| Stated exercise |
Transcribe the listing below word for word, beginning at its first line and ending with the line that contains "cell-x1: 1: [8, 180, 18, 199]", both included.

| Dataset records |
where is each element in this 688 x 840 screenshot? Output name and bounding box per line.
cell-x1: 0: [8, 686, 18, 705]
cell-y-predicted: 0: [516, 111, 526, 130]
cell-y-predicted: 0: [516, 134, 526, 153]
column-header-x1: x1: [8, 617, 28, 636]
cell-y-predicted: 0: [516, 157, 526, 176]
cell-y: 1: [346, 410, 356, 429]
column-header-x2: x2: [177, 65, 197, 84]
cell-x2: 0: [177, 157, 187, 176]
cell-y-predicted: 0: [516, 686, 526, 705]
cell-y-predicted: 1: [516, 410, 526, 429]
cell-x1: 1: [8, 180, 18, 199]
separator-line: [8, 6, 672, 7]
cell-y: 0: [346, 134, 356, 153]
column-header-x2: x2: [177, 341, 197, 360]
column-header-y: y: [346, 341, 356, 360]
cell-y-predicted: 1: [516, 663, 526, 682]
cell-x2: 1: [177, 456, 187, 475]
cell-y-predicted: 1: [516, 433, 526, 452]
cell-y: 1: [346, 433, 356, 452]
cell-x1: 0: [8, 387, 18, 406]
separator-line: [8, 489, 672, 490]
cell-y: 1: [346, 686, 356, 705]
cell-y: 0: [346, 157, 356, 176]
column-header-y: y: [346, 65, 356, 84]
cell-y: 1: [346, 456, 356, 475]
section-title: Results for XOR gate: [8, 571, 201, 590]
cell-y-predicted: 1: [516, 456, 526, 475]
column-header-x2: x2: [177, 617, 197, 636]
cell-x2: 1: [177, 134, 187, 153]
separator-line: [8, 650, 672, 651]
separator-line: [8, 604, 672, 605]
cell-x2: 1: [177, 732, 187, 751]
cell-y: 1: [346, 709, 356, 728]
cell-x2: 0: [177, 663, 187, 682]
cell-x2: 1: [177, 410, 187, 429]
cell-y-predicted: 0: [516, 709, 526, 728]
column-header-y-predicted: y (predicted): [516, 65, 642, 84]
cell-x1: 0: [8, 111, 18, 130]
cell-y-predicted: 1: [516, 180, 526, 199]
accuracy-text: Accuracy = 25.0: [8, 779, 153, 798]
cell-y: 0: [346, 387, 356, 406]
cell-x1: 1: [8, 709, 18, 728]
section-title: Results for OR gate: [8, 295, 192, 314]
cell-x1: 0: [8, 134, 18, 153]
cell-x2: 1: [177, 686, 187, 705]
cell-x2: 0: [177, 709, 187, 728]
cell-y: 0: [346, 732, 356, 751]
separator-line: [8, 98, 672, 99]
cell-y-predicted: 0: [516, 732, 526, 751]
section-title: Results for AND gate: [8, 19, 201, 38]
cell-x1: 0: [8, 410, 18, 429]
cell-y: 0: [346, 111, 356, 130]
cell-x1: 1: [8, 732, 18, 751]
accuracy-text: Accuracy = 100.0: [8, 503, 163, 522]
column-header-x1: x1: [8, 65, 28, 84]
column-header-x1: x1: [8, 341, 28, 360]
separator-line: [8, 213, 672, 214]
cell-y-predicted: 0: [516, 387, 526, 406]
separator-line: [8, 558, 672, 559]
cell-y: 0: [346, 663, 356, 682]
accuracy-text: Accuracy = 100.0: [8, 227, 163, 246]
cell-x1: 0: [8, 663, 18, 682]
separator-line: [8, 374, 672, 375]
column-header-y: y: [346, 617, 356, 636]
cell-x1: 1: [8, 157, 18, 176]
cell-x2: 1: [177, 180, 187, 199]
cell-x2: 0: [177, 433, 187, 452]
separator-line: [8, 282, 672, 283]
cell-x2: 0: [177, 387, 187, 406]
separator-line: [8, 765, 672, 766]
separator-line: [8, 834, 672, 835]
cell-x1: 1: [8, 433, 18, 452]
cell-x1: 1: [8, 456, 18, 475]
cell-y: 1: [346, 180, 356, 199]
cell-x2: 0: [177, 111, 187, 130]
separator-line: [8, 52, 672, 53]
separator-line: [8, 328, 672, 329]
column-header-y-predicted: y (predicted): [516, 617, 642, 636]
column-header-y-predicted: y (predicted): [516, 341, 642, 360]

| Worked answer |
where is each element in this 688 x 840 screenshot? Output name and bounding box per line.
cell-x1: 0: [8, 686, 18, 705]
cell-y-predicted: 0: [516, 111, 526, 130]
cell-y-predicted: 0: [516, 134, 526, 153]
column-header-x1: x1: [8, 617, 28, 636]
cell-y-predicted: 0: [516, 157, 526, 176]
cell-y: 1: [346, 410, 356, 429]
column-header-x2: x2: [177, 65, 197, 84]
cell-x2: 0: [177, 157, 187, 176]
cell-y-predicted: 0: [516, 686, 526, 705]
cell-y-predicted: 1: [516, 410, 526, 429]
cell-x1: 1: [8, 180, 18, 199]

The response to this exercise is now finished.